TASK STATEMENT =>
In the records that follow, show each line where the word "γιανὰ" is present.

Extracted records
──────────
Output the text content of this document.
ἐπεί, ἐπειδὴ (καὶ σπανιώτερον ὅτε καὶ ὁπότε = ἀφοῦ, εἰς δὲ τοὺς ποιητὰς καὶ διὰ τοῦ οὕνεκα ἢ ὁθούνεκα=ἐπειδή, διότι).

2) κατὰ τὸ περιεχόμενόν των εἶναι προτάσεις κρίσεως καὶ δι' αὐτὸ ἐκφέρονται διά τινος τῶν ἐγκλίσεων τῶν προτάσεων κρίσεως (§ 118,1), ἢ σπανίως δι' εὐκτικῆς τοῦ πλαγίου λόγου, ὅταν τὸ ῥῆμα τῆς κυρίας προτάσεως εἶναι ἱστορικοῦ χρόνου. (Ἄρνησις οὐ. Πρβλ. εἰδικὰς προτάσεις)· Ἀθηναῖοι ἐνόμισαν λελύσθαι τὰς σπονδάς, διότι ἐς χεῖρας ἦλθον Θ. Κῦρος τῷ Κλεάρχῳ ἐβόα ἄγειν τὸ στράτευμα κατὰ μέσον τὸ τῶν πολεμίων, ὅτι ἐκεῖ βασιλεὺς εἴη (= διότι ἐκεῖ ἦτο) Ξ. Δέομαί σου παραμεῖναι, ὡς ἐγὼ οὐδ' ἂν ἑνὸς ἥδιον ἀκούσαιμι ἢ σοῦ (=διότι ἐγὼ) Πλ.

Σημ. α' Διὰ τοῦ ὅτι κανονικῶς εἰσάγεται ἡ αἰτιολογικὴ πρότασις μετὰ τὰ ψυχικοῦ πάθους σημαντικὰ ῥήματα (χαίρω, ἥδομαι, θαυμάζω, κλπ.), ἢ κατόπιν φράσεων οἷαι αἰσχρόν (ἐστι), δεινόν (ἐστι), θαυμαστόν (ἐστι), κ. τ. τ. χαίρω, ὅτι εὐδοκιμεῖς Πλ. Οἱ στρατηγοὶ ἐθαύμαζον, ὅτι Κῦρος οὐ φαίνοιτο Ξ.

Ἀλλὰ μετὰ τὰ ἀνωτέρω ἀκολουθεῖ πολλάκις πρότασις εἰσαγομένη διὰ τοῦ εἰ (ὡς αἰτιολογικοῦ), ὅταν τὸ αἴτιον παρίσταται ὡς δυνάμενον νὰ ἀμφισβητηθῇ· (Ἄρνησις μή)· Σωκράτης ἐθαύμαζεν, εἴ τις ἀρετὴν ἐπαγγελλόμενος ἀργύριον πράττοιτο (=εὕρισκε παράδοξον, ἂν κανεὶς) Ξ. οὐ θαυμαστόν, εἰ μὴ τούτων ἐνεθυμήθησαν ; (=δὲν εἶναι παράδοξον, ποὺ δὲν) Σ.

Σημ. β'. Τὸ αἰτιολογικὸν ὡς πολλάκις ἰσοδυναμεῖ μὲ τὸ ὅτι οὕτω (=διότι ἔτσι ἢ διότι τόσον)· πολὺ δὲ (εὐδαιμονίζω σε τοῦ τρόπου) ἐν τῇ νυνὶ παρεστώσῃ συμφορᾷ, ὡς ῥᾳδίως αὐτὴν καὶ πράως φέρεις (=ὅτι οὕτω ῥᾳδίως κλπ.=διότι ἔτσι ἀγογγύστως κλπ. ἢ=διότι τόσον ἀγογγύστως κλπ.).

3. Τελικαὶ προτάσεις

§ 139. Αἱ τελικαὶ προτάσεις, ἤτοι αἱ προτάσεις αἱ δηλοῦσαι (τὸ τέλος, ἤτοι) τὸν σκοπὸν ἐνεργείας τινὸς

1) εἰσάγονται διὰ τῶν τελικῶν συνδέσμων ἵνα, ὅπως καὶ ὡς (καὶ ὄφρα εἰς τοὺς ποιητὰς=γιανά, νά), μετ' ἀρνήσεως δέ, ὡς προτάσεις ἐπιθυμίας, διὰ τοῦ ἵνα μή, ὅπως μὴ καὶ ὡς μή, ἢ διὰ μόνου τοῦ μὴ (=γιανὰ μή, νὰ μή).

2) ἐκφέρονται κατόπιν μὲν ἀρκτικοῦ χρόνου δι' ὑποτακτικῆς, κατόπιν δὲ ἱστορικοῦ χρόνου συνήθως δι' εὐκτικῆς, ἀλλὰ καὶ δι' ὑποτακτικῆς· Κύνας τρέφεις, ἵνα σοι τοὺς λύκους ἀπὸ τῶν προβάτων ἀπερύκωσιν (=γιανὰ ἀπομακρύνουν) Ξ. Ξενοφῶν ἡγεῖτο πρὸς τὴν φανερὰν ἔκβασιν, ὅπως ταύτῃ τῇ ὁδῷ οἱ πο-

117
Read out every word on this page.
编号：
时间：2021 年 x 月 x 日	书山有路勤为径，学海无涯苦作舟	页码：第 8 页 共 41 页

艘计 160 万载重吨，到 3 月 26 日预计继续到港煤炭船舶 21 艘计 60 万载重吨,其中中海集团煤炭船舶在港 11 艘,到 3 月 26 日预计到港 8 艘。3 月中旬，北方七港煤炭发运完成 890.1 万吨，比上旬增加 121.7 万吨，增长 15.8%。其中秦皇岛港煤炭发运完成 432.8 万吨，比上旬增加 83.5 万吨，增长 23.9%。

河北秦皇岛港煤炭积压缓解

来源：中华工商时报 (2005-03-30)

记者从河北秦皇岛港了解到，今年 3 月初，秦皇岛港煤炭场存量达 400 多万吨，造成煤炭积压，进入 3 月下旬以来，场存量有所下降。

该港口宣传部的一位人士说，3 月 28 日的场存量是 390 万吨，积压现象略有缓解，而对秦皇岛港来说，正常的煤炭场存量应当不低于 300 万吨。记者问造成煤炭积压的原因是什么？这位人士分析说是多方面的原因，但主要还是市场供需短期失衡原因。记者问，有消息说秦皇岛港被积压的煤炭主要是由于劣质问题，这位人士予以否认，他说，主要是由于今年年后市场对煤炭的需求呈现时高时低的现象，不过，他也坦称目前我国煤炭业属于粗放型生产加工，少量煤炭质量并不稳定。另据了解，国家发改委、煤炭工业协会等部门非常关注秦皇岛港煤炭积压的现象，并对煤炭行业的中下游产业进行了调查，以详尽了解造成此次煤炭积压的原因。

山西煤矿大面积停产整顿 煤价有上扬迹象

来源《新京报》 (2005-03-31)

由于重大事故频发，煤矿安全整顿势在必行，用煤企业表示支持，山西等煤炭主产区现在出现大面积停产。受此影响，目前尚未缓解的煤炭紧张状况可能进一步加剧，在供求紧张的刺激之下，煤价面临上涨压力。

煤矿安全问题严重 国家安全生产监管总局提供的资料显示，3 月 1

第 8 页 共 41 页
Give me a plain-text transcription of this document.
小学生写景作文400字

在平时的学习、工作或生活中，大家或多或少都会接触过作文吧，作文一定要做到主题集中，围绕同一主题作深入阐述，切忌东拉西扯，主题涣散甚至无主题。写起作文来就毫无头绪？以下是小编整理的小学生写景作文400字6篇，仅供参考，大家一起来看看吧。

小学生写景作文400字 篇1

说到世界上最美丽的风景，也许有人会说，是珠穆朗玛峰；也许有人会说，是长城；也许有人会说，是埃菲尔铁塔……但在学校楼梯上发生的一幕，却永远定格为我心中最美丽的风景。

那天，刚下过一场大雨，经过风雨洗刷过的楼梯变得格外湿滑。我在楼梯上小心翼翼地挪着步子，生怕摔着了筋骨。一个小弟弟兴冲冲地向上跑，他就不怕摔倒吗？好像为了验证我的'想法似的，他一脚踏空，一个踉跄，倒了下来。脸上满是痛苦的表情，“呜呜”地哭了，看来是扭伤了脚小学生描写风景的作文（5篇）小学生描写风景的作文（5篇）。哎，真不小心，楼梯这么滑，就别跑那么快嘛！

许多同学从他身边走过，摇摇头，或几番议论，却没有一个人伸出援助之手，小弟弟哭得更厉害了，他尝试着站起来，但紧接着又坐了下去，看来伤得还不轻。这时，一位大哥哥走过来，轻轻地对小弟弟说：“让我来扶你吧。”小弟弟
──────────
SOLUTION TO THIS PROBLEM =>
1) εἰσάγονται διὰ τῶν τελικῶν συνδέσμων ἵνα, ὅπως καὶ ὡς (καὶ ὄφρα εἰς τοὺς ποιητὰς=γιανά, νά), μετ' ἀρνήσεως δέ, ὡς προτάσεις ἐπιθυμίας, διὰ τοῦ ἵνα μή, ὅπως μὴ καὶ ὡς μή, ἢ διὰ μόνου τοῦ μὴ (=γιανὰ μή, νὰ μή).
2) ἐκφέρονται κατόπιν μὲν ἀρκτικοῦ χρόνου δι' ὑποτακτικῆς, κατόπιν δὲ ἱστορικοῦ χρόνου συνήθως δι' εὐκτικῆς, ἀλλὰ καὶ δι' ὑποτακτικῆς· Κύνας τρέφεις, ἵνα σοι τοὺς λύκους ἀπὸ τῶν προβάτων ἀπερύκωσιν (=γιανὰ ἀπομακρύνουν) Ξ. Ξενοφῶν ἡγεῖτο πρὸς τὴν φανερὰν ἔκβασιν, ὅπως ταύτῃ τῇ ὁδῷ οἱ πο-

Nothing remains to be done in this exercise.